Items from a figure collection:
==*==
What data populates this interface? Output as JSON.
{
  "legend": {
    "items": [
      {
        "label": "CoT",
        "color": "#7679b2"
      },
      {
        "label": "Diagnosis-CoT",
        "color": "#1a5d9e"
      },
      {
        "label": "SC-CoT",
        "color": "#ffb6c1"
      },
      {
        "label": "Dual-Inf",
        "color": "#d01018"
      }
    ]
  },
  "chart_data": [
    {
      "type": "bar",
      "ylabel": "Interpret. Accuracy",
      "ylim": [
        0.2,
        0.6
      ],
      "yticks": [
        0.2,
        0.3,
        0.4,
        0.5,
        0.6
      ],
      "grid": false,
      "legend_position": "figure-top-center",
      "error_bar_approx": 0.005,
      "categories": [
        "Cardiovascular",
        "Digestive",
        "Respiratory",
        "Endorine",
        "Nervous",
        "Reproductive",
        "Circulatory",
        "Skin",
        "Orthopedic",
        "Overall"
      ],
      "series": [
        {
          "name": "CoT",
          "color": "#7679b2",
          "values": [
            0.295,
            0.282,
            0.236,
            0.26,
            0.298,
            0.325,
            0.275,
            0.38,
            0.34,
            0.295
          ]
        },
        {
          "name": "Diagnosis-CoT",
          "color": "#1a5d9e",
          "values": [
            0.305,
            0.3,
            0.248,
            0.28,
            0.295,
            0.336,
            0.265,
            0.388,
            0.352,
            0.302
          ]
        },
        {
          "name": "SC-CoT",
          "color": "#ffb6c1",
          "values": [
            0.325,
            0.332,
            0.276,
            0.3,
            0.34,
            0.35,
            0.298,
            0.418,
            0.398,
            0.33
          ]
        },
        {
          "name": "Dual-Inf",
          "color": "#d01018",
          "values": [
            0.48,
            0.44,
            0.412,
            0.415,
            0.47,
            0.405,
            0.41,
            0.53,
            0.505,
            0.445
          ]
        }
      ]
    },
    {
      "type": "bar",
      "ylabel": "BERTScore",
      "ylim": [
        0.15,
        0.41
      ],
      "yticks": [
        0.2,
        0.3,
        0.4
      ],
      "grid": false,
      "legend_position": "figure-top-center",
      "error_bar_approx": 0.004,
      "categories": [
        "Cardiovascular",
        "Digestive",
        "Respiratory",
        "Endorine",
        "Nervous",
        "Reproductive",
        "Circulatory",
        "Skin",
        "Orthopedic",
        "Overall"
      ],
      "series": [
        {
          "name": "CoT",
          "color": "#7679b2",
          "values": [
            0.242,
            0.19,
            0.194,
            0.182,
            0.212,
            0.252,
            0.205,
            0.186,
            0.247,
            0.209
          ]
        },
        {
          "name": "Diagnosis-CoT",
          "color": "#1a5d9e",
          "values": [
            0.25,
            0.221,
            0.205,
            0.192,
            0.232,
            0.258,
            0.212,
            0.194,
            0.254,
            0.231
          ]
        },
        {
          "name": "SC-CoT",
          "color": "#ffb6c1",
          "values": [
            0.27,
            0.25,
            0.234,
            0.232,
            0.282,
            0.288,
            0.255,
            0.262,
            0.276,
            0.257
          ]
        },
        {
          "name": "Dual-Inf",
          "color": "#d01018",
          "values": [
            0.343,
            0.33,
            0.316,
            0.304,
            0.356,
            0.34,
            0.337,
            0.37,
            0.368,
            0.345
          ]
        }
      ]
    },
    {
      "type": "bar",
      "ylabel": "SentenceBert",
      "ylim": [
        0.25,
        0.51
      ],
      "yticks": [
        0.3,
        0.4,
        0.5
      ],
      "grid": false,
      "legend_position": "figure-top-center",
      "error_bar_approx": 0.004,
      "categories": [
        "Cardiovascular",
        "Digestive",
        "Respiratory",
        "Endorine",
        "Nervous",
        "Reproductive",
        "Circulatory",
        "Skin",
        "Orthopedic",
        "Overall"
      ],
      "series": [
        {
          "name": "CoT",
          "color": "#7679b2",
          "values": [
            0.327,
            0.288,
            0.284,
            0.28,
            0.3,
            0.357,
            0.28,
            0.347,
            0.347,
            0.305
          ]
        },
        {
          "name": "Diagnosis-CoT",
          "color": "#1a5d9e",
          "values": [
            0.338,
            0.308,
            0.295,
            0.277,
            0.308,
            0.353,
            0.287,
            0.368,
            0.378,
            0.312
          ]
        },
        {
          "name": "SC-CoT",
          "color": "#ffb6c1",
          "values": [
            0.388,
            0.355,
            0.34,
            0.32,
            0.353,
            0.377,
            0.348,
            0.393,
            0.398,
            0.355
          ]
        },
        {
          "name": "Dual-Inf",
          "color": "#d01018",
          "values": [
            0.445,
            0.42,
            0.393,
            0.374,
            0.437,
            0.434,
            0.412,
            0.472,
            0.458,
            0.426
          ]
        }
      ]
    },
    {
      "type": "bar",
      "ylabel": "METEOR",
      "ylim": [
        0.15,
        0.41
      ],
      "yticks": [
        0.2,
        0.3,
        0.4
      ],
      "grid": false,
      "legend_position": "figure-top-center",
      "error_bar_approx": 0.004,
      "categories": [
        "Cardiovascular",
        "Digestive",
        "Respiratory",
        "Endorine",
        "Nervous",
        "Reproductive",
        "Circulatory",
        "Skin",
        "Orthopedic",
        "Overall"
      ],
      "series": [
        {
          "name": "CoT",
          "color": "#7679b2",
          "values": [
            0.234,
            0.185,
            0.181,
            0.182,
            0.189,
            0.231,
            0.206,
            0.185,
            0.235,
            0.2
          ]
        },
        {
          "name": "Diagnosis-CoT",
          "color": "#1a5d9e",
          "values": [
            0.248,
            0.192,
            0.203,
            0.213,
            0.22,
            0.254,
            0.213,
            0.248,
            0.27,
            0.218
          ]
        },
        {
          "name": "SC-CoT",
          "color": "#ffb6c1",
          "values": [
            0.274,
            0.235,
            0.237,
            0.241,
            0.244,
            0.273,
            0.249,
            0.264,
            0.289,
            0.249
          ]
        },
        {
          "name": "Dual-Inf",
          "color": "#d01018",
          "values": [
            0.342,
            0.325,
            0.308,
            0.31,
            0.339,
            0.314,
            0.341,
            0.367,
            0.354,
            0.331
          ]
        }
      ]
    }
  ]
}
==*==
TASK BRIEF:
Restate each record exactly as written.

ANSWER FOR THIS EXERCISE:
What data populates this interface? Output as JSON.
{
  "legend": {
    "items": [
      {
        "label": "CoT",
        "color": "#7679b2"
      },
      {
        "label": "Diagnosis-CoT",
        "color": "#1a5d9e"
      },
      {
        "label": "SC-CoT",
        "color": "#ffb6c1"
      },
      {
        "label": "Dual-Inf",
        "color": "#d01018"
      }
    ]
  },
  "chart_data": [
    {
      "type": "bar",
      "ylabel": "Interpret. Accuracy",
      "ylim": [
        0.2,
        0.6
      ],
      "yticks": [
        0.2,
        0.3,
        0.4,
        0.5,
        0.6
      ],
      "grid": false,
      "legend_position": "figure-top-center",
      "error_bar_approx": 0.005,
      "categories": [
        "Cardiovascular",
        "Digestive",
        "Respiratory",
        "Endorine",
        "Nervous",
        "Reproductive",
        "Circulatory",
        "Skin",
        "Orthopedic",
        "Overall"
      ],
      "series": [
        {
          "name": "CoT",
          "color": "#7679b2",
          "values": [
            0.295,
            0.282,
            0.236,
            0.26,
            0.298,
            0.325,
            0.275,
            0.38,
            0.34,
            0.295
          ]
        },
        {
          "name": "Diagnosis-CoT",
          "color": "#1a5d9e",
          "values": [
            0.305,
            0.3,
            0.248,
            0.28,
            0.295,
            0.336,
            0.265,
            0.388,
            0.352,
            0.302
          ]
        },
        {
          "name": "SC-CoT",
          "color": "#ffb6c1",
          "values": [
            0.325,
            0.332,
            0.276,
            0.3,
            0.34,
            0.35,
            0.298,
            0.418,
            0.398,
            0.33
          ]
        },
        {
          "name": "Dual-Inf",
          "color": "#d01018",
          "values": [
            0.48,
            0.44,
            0.412,
            0.415,
            0.47,
            0.405,
            0.41,
            0.53,
            0.505,
            0.445
          ]
        }
      ]
    },
    {
      "type": "bar",
      "ylabel": "BERTScore",
      "ylim": [
        0.15,
        0.41
      ],
      "yticks": [
        0.2,
        0.3,
        0.4
      ],
      "grid": false,
      "legend_position": "figure-top-center",
      "error_bar_approx": 0.004,
      "categories": [
        "Cardiovascular",
        "Digestive",
        "Respiratory",
        "Endorine",
        "Nervous",
        "Reproductive",
        "Circulatory",
        "Skin",
        "Orthopedic",
        "Overall"
      ],
      "series": [
        {
          "name": "CoT",
          "color": "#7679b2",
          "values": [
            0.242,
            0.19,
            0.194,
            0.182,
            0.212,
            0.252,
            0.205,
            0.186,
            0.247,
            0.209
          ]
        },
        {
          "name": "Diagnosis-CoT",
          "color": "#1a5d9e",
          "values": [
            0.25,
            0.221,
            0.205,
            0.192,
            0.232,
            0.258,
            0.212,
            0.194,
            0.254,
            0.231
          ]
        },
        {
          "name": "SC-CoT",
          "color": "#ffb6c1",
          "values": [
            0.27,
            0.25,
            0.234,
            0.232,
            0.282,
            0.288,
            0.255,
            0.262,
            0.276,
            0.257
          ]
        },
        {
          "name": "Dual-Inf",
          "color": "#d01018",
          "values": [
            0.343,
            0.33,
            0.316,
            0.304,
            0.356,
            0.34,
            0.337,
            0.37,
            0.368,
            0.345
          ]
        }
      ]
    },
    {
      "type": "bar",
      "ylabel": "SentenceBert",
      "ylim": [
        0.25,
        0.51
      ],
      "yticks": [
        0.3,
        0.4,
        0.5
      ],
      "grid": false,
      "legend_position": "figure-top-center",
      "error_bar_approx": 0.004,
      "categories": [
        "Cardiovascular",
        "Digestive",
        "Respiratory",
        "Endorine",
        "Nervous",
        "Reproductive",
        "Circulatory",
        "Skin",
        "Orthopedic",
        "Overall"
      ],
      "series": [
        {
          "name": "CoT",
          "color": "#7679b2",
          "values": [
            0.327,
            0.288,
            0.284,
            0.28,
            0.3,
            0.357,
            0.28,
            0.347,
            0.347,
            0.305
          ]
        },
        {
          "name": "Diagnosis-CoT",
          "color": "#1a5d9e",
          "values": [
            0.338,
            0.308,
            0.295,
            0.277,
            0.308,
            0.353,
            0.287,
            0.368,
            0.378,
            0.312
          ]
        },
        {
          "name": "SC-CoT",
          "color": "#ffb6c1",
          "values": [
            0.388,
            0.355,
            0.34,
            0.32,
            0.353,
            0.377,
            0.348,
            0.393,
            0.398,
            0.355
          ]
        },
        {
          "name": "Dual-Inf",
          "color": "#d01018",
          "values": [
            0.445,
            0.42,
            0.393,
            0.374,
            0.437,
            0.434,
            0.412,
            0.472,
            0.458,
            0.426
          ]
        }
      ]
    },
    {
      "type": "bar",
      "ylabel": "METEOR",
      "ylim": [
        0.15,
        0.41
      ],
      "yticks": [
        0.2,
        0.3,
        0.4
      ],
      "grid": false,
      "legend_position": "figure-top-center",
      "error_bar_approx": 0.004,
      "categories": [
        "Cardiovascular",
        "Digestive",
        "Respiratory",
        "Endorine",
        "Nervous",
        "Reproductive",
        "Circulatory",
        "Skin",
        "Orthopedic",
        "Overall"
      ],
      "series": [
        {
          "name": "CoT",
          "color": "#7679b2",
          "values": [
            0.234,
            0.185,
            0.181,
            0.182,
            0.189,
            0.231,
            0.206,
            0.185,
            0.235,
            0.2
          ]
        },
        {
          "name": "Diagnosis-CoT",
          "color": "#1a5d9e",
          "values": [
            0.248,
            0.192,
            0.203,
            0.213,
            0.22,
            0.254,
            0.213,
            0.248,
            0.27,
            0.218
          ]
        },
        {
          "name": "SC-CoT",
          "color": "#ffb6c1",
          "values": [
            0.274,
            0.235,
            0.237,
            0.241,
            0.244,
            0.273,
            0.249,
            0.264,
            0.289,
            0.249
          ]
        },
        {
          "name": "Dual-Inf",
          "color": "#d01018",
          "values": [
            0.342,
            0.325,
            0.308,
            0.31,
            0.339,
            0.314,
            0.341,
            0.367,
            0.354,
            0.331
          ]
        }
      ]
    }
  ]
}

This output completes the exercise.